Excerpts from a figure dataset
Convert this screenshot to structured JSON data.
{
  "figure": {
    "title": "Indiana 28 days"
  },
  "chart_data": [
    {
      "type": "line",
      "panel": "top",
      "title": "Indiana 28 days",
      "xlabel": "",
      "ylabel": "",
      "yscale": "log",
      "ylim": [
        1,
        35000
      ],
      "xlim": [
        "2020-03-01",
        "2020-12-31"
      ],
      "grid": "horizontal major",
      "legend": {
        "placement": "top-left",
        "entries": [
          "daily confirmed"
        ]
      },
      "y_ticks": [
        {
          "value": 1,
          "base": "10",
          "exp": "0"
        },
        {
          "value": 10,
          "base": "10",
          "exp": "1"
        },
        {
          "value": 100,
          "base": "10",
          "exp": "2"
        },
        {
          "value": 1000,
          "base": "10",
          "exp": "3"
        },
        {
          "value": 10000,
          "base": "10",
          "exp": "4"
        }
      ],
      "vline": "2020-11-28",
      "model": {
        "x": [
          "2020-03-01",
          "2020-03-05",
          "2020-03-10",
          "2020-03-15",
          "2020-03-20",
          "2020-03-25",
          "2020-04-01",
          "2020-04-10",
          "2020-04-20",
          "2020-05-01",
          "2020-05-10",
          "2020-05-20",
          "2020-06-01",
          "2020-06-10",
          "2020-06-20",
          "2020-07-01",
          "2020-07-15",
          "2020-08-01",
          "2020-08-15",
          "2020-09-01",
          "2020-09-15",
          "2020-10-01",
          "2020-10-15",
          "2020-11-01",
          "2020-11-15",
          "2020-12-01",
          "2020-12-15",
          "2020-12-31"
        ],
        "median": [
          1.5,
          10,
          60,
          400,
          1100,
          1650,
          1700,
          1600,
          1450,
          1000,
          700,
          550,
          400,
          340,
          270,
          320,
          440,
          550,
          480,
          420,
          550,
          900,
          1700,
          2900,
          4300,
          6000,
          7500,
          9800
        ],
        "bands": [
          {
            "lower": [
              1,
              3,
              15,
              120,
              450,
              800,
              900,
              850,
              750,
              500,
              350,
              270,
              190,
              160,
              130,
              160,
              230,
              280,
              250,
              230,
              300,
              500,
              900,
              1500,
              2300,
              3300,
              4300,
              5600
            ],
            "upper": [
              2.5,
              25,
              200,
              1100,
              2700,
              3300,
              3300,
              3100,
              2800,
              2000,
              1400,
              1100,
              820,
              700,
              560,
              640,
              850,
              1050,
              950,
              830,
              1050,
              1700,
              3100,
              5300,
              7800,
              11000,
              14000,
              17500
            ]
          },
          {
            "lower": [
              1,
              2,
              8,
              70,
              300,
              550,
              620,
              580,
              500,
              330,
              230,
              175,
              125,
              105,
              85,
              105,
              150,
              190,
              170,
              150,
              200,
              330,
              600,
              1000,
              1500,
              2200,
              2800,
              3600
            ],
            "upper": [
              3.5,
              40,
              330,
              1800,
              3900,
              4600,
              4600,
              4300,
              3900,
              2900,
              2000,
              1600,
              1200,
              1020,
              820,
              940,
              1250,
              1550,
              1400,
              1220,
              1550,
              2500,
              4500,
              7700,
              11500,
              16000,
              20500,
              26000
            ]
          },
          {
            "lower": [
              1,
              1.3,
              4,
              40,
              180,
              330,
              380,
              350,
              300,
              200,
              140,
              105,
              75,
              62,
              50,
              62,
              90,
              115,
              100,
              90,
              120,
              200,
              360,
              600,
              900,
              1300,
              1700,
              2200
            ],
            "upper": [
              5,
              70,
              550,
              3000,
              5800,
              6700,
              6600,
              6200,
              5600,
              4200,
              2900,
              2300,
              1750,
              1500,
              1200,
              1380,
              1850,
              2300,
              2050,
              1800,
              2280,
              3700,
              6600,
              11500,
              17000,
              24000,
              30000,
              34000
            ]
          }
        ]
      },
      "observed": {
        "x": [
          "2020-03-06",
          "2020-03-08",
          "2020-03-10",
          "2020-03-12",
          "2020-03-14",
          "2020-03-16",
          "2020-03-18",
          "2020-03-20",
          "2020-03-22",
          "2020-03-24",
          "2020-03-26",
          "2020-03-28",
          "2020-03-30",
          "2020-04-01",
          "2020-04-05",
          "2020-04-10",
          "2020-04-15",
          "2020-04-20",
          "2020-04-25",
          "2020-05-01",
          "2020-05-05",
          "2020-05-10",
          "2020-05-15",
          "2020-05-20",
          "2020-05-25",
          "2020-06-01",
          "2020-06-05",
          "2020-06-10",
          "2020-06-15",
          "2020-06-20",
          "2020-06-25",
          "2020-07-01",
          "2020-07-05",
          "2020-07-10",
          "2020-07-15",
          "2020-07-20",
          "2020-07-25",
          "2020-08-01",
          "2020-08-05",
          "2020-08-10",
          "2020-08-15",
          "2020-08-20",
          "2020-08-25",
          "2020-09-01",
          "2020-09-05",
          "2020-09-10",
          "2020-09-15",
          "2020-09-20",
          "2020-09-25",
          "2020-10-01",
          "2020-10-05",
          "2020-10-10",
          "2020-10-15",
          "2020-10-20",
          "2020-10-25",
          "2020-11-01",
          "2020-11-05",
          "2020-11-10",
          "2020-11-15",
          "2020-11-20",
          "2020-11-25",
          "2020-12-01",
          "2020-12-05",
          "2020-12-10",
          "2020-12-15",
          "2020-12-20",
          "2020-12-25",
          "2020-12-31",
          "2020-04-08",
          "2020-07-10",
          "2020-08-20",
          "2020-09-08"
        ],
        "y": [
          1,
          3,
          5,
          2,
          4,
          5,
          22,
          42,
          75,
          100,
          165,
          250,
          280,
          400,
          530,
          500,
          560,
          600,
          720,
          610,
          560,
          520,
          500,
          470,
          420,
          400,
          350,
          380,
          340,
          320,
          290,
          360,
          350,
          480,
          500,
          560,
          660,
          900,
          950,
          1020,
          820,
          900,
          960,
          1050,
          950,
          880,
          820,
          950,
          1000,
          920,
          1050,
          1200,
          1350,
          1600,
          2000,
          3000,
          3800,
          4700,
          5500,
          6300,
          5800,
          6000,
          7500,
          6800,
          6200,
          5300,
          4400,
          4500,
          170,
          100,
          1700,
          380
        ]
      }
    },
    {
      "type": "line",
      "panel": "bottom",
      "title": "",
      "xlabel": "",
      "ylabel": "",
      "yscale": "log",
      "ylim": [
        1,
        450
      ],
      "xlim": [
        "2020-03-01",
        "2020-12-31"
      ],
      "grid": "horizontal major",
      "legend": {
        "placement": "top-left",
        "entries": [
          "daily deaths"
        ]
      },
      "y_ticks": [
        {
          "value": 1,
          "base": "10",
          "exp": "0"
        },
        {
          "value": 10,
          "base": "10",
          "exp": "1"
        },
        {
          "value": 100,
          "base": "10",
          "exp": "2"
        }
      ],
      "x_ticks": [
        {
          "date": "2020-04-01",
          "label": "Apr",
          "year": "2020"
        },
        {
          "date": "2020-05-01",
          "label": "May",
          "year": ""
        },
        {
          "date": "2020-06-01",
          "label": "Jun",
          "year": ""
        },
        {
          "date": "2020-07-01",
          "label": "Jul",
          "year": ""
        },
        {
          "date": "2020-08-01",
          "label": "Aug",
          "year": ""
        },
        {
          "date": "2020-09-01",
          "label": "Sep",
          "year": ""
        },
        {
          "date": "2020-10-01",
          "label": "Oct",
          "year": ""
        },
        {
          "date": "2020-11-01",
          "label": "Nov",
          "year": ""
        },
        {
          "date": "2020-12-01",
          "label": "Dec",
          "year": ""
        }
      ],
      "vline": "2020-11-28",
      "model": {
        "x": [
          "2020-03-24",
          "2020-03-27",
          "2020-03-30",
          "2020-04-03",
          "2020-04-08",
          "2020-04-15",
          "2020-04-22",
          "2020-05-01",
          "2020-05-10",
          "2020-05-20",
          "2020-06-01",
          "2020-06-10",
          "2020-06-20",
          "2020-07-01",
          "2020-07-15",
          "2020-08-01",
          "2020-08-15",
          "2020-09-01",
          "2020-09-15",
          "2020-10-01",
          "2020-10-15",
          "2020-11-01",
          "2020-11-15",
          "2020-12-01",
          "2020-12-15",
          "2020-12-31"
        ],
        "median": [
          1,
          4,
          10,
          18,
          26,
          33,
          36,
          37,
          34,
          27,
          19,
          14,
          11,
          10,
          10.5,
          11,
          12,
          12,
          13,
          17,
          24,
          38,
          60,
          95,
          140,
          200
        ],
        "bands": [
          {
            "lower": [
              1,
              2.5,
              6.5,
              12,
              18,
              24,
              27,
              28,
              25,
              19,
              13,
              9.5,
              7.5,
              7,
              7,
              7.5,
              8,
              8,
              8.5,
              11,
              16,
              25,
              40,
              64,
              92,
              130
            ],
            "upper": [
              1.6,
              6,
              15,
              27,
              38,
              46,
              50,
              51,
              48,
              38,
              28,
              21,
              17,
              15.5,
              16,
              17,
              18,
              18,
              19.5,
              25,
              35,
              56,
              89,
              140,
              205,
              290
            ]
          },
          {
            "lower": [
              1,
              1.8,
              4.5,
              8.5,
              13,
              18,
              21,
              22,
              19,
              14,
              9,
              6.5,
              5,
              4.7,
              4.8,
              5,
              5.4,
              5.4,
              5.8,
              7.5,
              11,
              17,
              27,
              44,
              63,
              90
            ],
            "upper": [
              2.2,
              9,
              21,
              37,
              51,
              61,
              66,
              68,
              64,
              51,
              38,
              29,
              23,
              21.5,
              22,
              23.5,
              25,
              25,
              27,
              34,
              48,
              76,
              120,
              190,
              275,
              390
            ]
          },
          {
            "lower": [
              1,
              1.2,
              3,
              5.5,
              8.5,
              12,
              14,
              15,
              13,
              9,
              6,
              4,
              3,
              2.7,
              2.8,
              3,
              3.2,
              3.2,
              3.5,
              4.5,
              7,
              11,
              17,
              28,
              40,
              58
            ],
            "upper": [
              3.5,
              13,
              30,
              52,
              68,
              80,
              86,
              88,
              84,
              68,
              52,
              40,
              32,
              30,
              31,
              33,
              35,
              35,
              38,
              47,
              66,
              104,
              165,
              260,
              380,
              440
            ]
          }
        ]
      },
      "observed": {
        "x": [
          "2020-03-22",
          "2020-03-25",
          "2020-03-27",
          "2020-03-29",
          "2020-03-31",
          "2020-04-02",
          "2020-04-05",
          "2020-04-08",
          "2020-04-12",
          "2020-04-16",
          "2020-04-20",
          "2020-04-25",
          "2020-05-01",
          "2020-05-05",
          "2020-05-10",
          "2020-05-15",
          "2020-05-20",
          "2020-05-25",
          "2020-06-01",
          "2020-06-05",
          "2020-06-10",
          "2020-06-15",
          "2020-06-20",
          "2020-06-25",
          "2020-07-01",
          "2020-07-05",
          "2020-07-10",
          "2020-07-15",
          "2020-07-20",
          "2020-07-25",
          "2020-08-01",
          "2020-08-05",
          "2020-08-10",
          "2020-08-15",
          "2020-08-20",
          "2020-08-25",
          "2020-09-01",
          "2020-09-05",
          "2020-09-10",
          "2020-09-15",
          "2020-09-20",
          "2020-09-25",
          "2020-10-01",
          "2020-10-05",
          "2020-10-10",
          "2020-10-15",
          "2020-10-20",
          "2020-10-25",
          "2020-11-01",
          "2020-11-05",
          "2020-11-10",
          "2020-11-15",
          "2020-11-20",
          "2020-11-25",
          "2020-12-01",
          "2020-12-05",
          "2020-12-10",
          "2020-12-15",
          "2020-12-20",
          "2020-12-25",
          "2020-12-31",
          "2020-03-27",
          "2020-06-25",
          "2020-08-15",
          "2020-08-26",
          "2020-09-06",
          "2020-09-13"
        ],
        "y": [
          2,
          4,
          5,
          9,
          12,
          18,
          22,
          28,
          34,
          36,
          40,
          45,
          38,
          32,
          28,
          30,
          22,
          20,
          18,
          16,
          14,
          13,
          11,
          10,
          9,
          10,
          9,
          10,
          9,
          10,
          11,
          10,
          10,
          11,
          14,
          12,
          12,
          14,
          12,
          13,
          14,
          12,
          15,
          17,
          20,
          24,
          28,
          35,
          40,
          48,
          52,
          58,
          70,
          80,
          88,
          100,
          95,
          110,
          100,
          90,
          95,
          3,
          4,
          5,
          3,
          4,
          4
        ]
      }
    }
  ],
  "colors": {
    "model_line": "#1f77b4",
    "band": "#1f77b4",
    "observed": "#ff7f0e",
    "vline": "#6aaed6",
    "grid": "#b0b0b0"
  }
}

Set exercise
Wherever a line in the data above holds "days", copy that line.

Task output
    "title": "Indiana 28 days"
      "title": "Indiana 28 days",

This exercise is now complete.